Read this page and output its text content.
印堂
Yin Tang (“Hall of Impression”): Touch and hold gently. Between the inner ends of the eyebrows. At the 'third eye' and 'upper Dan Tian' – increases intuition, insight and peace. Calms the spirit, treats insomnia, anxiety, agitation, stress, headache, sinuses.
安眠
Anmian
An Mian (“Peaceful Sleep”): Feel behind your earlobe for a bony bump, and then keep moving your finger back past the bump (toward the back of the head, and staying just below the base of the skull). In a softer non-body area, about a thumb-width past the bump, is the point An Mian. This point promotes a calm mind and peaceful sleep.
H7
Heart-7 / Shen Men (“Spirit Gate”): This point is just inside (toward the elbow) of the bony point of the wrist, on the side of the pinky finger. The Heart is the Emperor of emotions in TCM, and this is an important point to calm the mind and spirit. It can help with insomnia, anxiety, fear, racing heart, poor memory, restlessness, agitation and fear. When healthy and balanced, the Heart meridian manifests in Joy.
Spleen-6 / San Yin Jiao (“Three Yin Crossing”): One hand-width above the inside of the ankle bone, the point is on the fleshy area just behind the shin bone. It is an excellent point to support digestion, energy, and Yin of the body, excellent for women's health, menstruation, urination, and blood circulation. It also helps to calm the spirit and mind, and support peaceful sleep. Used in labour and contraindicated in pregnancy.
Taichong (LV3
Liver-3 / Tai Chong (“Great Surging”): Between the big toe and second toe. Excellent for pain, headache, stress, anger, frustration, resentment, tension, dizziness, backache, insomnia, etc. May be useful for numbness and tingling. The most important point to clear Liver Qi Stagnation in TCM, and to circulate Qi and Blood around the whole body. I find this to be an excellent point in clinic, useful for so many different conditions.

────────

* _Exercise description_:
Write down all the entries again without a single difference.

* _Response to the task_:
Read this page and output its text content.
印堂
Yin Tang (“Hall of Impression”): Touch and hold gently. Between the inner ends of the eyebrows. At the 'third eye' and 'upper Dan Tian' – increases intuition, insight and peace. Calms the spirit, treats insomnia, anxiety, agitation, stress, headache, sinuses.
安眠
Anmian
An Mian (“Peaceful Sleep”): Feel behind your earlobe for a bony bump, and then keep moving your finger back past the bump (toward the back of the head, and staying just below the base of the skull). In a softer non-body area, about a thumb-width past the bump, is the point An Mian. This point promotes a calm mind and peaceful sleep.
H7
Heart-7 / Shen Men (“Spirit Gate”): This point is just inside (toward the elbow) of the bony point of the wrist, on the side of the pinky finger. The Heart is the Emperor of emotions in TCM, and this is an important point to calm the mind and spirit. It can help with insomnia, anxiety, fear, racing heart, poor memory, restlessness, agitation and fear. When healthy and balanced, the Heart meridian manifests in Joy.
Spleen-6 / San Yin Jiao (“Three Yin Crossing”): One hand-width above the inside of the ankle bone, the point is on the fleshy area just behind the shin bone. It is an excellent point to support digestion, energy, and Yin of the body, excellent for women's health, menstruation, urination, and blood circulation. It also helps to calm the spirit and mind, and support peaceful sleep. Used in labour and contraindicated in pregnancy.
Taichong (LV3
Liver-3 / Tai Chong (“Great Surging”): Between the big toe and second toe. Excellent for pain, headache, stress, anger, frustration, resentment, tension, dizziness, backache, insomnia, etc. May be useful for numbness and tingling. The most important point to clear Liver Qi Stagnation in TCM, and to circulate Qi and Blood around the whole body. I find this to be an excellent point in clinic, useful for so many different conditions.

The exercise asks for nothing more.